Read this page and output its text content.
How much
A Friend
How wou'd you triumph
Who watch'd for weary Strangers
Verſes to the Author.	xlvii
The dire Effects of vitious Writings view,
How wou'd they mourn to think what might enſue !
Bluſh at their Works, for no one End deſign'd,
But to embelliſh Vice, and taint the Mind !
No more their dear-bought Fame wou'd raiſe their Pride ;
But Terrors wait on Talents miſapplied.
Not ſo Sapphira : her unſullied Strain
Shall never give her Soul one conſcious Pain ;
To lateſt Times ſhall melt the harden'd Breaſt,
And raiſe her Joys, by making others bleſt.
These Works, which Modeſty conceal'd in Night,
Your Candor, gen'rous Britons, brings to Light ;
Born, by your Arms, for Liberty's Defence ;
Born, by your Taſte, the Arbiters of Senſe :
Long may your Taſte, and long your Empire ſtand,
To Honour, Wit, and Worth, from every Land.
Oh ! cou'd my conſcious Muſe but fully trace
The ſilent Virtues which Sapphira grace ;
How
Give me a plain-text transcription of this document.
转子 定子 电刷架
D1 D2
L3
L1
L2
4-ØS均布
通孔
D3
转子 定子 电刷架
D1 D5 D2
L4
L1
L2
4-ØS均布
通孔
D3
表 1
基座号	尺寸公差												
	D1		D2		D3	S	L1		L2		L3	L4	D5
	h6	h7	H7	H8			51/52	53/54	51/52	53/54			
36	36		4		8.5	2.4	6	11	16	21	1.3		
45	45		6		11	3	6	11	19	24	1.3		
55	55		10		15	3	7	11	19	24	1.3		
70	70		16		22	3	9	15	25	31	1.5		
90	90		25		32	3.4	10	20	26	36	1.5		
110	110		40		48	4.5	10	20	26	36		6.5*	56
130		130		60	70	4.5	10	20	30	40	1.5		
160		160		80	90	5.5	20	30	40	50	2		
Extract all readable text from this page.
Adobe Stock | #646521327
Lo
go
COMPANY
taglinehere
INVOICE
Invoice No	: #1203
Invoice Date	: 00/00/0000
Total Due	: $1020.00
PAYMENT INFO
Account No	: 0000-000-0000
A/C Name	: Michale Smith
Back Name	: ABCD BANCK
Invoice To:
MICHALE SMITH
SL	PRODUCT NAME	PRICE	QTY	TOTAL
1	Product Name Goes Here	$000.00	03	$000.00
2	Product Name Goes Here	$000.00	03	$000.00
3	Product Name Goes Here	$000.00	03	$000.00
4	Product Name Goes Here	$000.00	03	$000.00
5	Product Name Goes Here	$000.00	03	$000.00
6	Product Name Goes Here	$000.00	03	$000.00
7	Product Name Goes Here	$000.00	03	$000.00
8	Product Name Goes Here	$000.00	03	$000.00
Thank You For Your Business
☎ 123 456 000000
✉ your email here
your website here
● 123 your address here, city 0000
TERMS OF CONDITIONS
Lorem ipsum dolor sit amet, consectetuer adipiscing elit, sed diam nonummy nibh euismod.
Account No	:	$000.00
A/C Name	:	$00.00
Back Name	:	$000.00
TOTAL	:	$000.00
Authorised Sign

● ● ● ● ● ● ●

**Task to complete:**
Copy out every line of the listing that contains the string "raiſe".

**Answer in full:**
No more their dear-bought Fame wou'd raiſe their Pride ;
And raiſe her Joys, by making others bleſt.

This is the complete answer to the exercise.